• DATASET ENTRIES:

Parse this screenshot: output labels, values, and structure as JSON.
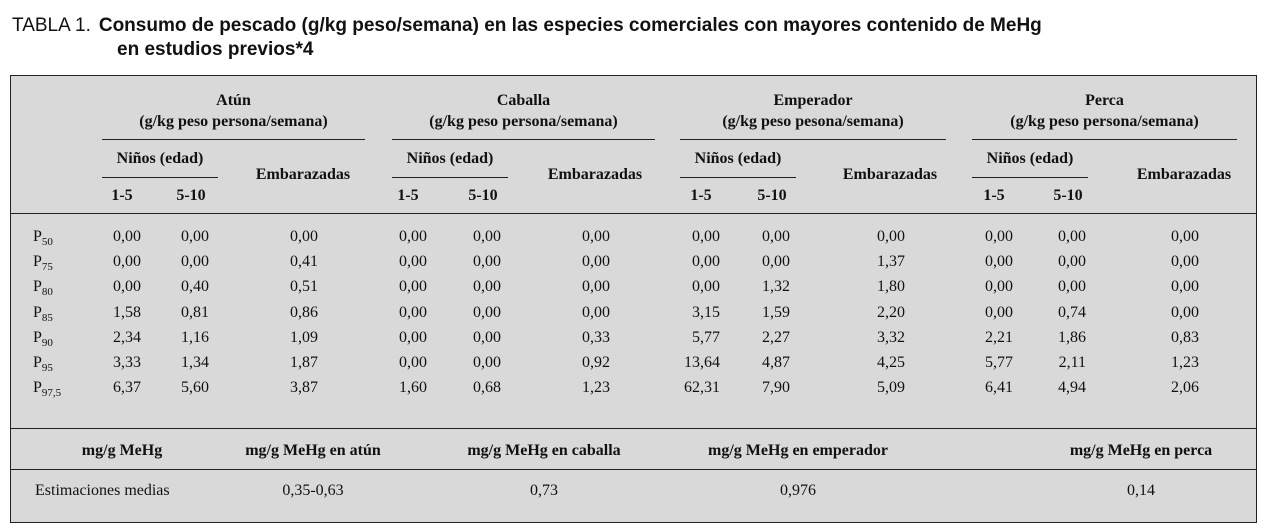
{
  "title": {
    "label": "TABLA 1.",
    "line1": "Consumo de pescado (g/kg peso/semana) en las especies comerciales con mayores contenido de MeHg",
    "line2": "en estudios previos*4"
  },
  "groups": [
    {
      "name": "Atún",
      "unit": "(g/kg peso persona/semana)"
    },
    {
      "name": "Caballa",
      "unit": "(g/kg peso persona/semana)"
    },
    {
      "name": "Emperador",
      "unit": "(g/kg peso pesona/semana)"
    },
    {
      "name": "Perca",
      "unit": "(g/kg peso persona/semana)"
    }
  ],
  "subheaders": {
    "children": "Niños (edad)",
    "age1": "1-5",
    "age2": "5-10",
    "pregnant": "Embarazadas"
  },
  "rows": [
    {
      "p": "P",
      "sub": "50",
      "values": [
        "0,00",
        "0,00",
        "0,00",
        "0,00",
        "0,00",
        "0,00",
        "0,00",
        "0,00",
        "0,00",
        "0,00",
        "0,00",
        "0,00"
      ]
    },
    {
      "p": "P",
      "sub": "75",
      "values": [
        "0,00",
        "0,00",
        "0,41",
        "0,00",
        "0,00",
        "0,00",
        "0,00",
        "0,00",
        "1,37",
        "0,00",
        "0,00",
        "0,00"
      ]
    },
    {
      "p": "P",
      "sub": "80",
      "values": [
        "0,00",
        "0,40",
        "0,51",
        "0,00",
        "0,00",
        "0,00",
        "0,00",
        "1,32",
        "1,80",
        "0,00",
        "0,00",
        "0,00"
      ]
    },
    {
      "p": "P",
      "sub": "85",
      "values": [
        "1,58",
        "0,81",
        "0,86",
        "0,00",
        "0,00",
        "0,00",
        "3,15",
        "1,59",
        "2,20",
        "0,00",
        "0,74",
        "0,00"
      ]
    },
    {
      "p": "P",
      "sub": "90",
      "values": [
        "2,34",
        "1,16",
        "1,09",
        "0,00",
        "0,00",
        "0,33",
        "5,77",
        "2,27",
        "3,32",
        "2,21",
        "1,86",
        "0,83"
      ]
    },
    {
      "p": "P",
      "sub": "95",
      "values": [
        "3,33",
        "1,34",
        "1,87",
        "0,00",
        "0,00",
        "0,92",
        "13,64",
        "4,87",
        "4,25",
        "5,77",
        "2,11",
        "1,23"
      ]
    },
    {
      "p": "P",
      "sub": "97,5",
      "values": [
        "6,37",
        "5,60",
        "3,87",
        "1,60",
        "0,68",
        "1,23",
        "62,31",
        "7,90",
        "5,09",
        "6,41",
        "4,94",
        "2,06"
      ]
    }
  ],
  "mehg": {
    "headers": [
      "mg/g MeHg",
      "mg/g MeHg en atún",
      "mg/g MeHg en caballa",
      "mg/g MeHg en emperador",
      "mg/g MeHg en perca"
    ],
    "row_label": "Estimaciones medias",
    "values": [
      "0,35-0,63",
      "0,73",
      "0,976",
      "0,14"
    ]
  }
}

• DIRECTIONS: Filter the data for the string "name" and copy every line that has it.

• RESULT FOR THIS TASK:
      "name": "Atún",
      "name": "Caballa",
      "name": "Emperador",
      "name": "Perca",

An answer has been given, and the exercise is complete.